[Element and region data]
______________________________
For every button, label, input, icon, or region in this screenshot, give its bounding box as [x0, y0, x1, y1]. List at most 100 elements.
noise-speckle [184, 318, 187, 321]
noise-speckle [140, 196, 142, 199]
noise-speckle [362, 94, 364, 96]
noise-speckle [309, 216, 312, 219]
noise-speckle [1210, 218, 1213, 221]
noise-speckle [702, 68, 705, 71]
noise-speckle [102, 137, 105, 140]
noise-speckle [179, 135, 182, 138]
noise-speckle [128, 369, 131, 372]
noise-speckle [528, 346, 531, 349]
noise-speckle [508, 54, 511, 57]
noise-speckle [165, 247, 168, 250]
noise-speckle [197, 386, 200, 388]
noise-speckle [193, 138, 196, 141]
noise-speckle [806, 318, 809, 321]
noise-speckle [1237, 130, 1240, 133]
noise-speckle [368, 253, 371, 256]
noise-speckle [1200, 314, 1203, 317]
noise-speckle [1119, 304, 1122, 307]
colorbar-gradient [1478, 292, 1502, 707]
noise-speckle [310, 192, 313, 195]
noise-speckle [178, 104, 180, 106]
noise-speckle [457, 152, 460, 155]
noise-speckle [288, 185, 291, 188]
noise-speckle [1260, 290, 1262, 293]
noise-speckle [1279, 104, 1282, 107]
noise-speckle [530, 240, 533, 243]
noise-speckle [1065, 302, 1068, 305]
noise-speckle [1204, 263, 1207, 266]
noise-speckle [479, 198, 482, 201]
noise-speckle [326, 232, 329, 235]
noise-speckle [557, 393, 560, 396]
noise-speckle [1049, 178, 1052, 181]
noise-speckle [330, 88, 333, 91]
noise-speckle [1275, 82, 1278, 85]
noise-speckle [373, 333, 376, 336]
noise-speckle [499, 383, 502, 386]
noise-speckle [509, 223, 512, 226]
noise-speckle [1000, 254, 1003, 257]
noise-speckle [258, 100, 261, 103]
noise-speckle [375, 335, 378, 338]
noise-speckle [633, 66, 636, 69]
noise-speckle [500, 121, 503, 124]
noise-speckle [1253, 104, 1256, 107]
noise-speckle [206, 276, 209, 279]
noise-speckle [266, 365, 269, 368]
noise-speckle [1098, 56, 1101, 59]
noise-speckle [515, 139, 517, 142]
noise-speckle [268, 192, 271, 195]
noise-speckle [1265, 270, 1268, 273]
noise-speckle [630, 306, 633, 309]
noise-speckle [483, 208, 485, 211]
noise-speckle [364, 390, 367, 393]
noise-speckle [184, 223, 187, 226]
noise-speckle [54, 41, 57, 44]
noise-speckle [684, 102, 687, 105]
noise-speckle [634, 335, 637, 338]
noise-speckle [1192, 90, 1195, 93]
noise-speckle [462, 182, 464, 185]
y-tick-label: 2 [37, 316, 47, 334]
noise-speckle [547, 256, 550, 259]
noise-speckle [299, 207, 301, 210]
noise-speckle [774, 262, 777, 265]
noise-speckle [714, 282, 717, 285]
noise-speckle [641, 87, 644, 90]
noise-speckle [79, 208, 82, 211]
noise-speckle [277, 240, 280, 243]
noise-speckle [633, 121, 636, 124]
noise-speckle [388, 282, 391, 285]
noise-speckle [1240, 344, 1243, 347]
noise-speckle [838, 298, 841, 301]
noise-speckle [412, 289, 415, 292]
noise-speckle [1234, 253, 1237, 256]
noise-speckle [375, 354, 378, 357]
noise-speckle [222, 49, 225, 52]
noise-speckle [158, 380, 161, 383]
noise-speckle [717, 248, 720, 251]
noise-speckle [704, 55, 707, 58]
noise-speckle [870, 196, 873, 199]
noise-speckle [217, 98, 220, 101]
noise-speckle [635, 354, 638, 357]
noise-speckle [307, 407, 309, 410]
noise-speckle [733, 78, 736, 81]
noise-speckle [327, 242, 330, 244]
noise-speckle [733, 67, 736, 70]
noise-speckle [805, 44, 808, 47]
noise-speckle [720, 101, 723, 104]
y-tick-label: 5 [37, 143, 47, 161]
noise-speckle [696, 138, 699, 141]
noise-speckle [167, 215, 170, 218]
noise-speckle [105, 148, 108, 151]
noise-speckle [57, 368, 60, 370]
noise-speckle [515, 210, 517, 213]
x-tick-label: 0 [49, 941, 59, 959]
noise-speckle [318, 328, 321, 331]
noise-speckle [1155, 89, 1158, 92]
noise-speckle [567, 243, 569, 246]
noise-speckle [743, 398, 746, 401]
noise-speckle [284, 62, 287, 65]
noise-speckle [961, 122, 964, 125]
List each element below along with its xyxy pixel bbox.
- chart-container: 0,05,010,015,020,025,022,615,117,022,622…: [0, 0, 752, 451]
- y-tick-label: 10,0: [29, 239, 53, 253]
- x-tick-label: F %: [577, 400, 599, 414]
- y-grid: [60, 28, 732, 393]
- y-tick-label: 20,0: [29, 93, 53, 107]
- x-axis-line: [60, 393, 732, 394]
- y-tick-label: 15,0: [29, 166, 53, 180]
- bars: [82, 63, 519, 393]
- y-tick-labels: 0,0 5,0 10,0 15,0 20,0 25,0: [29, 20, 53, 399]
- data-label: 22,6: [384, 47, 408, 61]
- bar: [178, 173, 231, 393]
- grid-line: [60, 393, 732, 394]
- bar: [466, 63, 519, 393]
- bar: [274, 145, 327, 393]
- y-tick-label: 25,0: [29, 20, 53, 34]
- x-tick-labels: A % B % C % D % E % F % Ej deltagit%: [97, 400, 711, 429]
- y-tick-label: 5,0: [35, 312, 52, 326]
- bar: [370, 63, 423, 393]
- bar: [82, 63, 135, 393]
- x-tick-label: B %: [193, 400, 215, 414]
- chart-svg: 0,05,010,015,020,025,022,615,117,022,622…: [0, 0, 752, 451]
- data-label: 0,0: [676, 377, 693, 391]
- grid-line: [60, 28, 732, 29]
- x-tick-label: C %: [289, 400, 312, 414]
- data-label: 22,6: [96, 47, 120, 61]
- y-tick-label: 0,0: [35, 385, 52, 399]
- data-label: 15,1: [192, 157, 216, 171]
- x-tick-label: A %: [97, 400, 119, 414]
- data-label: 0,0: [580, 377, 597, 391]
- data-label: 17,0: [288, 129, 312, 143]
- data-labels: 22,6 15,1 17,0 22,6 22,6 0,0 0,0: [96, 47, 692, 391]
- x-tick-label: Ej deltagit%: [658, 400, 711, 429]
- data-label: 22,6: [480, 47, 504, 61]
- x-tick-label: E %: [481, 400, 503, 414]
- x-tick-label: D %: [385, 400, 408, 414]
______________________________
Write out the records word for word, starting at the first line and continuing through the line that contains "noise-speckle [1260, 290, 1262, 293]", including that line.

For every button, label, input, icon, or region in this screenshot, give its bounding box as [x0, y0, x1, y1]. List at most 100 elements.
noise-speckle [184, 318, 187, 321]
noise-speckle [140, 196, 142, 199]
noise-speckle [362, 94, 364, 96]
noise-speckle [309, 216, 312, 219]
noise-speckle [1210, 218, 1213, 221]
noise-speckle [702, 68, 705, 71]
noise-speckle [102, 137, 105, 140]
noise-speckle [179, 135, 182, 138]
noise-speckle [128, 369, 131, 372]
noise-speckle [528, 346, 531, 349]
noise-speckle [508, 54, 511, 57]
noise-speckle [165, 247, 168, 250]
noise-speckle [197, 386, 200, 388]
noise-speckle [193, 138, 196, 141]
noise-speckle [806, 318, 809, 321]
noise-speckle [1237, 130, 1240, 133]
noise-speckle [368, 253, 371, 256]
noise-speckle [1200, 314, 1203, 317]
noise-speckle [1119, 304, 1122, 307]
colorbar-gradient [1478, 292, 1502, 707]
noise-speckle [310, 192, 313, 195]
noise-speckle [178, 104, 180, 106]
noise-speckle [457, 152, 460, 155]
noise-speckle [288, 185, 291, 188]
noise-speckle [1260, 290, 1262, 293]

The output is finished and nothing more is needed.